=== Exercise data ===
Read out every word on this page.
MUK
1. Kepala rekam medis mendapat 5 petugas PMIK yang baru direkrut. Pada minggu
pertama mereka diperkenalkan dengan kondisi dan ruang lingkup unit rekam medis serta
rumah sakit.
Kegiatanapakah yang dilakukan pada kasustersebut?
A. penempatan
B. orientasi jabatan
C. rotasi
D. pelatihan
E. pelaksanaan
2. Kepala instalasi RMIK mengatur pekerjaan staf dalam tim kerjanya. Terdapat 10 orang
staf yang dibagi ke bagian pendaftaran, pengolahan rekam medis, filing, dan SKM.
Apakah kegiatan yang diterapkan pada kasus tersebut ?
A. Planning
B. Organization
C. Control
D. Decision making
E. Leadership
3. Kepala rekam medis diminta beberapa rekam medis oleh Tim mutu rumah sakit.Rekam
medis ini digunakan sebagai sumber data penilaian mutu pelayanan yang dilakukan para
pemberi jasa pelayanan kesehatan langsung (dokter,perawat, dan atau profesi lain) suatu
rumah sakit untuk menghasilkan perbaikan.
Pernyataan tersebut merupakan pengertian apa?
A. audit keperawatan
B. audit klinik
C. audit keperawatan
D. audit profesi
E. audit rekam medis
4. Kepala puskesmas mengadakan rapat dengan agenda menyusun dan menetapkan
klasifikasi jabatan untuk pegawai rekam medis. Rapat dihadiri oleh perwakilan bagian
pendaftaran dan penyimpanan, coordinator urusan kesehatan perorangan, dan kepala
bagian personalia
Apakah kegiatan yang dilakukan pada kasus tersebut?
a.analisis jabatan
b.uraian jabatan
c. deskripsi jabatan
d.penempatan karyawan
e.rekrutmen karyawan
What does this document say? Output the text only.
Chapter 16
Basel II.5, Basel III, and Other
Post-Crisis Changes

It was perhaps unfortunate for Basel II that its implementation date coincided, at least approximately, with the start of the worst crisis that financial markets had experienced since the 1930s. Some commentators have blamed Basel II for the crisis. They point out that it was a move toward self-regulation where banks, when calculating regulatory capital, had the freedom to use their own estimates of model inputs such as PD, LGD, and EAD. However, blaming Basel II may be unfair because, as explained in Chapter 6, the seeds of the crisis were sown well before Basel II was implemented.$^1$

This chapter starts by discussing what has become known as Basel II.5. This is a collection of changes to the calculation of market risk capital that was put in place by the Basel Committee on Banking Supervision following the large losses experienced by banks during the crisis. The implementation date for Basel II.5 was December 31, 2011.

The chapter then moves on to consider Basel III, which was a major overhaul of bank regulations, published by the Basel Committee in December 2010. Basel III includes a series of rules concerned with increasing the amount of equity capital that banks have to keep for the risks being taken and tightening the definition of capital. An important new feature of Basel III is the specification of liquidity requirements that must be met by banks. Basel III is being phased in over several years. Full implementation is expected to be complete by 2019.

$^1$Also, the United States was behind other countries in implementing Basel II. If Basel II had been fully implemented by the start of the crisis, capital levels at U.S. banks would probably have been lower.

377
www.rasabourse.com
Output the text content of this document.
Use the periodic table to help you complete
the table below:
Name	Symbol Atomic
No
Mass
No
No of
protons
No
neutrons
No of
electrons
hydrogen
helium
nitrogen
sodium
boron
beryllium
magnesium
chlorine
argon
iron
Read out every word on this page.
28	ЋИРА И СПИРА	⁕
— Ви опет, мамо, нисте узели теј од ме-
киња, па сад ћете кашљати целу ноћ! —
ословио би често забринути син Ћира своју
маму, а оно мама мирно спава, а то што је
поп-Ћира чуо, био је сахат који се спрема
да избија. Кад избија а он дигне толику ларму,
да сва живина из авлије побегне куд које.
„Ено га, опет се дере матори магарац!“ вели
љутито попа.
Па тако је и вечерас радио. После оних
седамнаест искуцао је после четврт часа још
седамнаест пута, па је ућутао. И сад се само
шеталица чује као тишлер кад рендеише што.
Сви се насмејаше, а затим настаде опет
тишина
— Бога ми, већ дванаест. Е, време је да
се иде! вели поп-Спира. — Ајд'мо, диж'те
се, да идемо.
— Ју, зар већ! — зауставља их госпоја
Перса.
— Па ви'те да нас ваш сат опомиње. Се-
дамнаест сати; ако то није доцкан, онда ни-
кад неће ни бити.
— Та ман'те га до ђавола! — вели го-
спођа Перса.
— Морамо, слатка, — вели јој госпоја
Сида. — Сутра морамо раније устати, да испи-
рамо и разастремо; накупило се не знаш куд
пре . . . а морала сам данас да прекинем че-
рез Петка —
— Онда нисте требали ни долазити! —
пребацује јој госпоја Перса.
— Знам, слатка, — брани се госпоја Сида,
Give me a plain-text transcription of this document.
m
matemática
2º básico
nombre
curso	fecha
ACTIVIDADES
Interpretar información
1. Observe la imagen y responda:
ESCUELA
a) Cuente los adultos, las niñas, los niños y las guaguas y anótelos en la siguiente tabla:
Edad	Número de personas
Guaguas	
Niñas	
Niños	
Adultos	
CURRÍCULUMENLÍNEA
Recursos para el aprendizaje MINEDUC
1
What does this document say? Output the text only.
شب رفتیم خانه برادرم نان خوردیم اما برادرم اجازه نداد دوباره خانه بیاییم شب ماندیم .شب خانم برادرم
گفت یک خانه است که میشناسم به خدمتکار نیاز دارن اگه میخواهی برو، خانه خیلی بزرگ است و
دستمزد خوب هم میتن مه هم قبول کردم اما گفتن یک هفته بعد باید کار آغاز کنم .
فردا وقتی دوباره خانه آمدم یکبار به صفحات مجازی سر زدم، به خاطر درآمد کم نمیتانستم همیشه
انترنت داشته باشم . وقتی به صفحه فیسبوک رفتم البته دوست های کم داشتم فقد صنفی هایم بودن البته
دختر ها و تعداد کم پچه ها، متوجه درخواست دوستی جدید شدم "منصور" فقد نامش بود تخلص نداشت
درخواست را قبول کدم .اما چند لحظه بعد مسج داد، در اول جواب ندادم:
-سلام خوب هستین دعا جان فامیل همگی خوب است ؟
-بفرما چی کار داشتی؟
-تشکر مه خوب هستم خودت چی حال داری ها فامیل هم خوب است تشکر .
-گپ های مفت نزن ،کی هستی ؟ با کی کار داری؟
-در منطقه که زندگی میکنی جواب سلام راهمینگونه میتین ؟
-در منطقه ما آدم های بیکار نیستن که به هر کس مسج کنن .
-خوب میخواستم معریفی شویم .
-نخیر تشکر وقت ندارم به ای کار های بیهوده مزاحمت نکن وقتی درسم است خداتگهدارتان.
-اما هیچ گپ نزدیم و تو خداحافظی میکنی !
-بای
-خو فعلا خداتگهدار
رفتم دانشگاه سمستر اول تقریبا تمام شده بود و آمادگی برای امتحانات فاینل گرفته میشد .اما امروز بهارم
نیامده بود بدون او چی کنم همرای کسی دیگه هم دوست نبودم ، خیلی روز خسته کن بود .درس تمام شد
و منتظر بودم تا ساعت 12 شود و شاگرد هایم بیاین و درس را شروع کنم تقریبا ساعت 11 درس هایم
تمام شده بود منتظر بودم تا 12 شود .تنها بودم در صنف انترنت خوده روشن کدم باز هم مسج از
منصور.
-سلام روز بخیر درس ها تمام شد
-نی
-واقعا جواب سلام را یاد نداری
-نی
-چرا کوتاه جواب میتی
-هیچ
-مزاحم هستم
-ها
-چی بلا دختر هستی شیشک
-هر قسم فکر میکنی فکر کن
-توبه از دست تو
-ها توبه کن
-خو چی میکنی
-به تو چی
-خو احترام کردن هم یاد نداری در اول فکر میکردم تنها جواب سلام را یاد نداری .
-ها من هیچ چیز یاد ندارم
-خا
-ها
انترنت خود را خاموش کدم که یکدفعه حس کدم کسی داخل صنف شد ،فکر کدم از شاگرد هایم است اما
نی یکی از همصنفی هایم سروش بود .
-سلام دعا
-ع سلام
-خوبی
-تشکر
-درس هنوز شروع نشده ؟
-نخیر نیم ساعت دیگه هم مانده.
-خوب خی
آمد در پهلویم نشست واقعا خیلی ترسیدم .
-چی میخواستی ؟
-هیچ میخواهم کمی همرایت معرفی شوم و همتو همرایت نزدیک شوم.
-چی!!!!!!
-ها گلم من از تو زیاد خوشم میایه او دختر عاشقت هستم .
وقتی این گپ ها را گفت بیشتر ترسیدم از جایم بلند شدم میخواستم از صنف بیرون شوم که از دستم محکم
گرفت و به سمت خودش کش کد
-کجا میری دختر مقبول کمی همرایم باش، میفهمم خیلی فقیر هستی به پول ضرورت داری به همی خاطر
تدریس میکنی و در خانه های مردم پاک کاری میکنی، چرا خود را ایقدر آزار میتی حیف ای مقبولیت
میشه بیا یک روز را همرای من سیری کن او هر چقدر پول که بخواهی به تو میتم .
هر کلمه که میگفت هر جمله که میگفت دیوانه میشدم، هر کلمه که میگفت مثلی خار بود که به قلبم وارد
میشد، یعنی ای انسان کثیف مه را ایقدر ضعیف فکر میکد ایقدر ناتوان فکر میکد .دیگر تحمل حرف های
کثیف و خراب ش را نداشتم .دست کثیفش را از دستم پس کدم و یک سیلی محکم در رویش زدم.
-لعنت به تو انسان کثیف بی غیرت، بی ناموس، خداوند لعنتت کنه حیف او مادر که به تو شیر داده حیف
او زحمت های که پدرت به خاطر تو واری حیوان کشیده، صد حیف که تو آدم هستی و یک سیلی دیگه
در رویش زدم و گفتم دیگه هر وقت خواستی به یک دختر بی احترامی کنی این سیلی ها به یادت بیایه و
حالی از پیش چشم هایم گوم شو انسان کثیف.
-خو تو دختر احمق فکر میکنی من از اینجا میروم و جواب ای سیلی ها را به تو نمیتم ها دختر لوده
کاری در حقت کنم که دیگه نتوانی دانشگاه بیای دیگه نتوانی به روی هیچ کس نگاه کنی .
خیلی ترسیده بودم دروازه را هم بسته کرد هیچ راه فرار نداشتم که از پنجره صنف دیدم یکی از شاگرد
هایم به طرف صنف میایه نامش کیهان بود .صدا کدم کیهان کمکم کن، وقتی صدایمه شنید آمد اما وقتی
===
Every line containing the string "دوباره" must be listed.

> _Task answer_:
شب رفتیم خانه برادرم نان خوردیم اما برادرم اجازه نداد دوباره خانه بیاییم شب ماندیم .شب خانم برادرم
فردا وقتی دوباره خانه آمدم یکبار به صفحات مجازی سر زدم، به خاطر درآمد کم نمیتانستم همیشه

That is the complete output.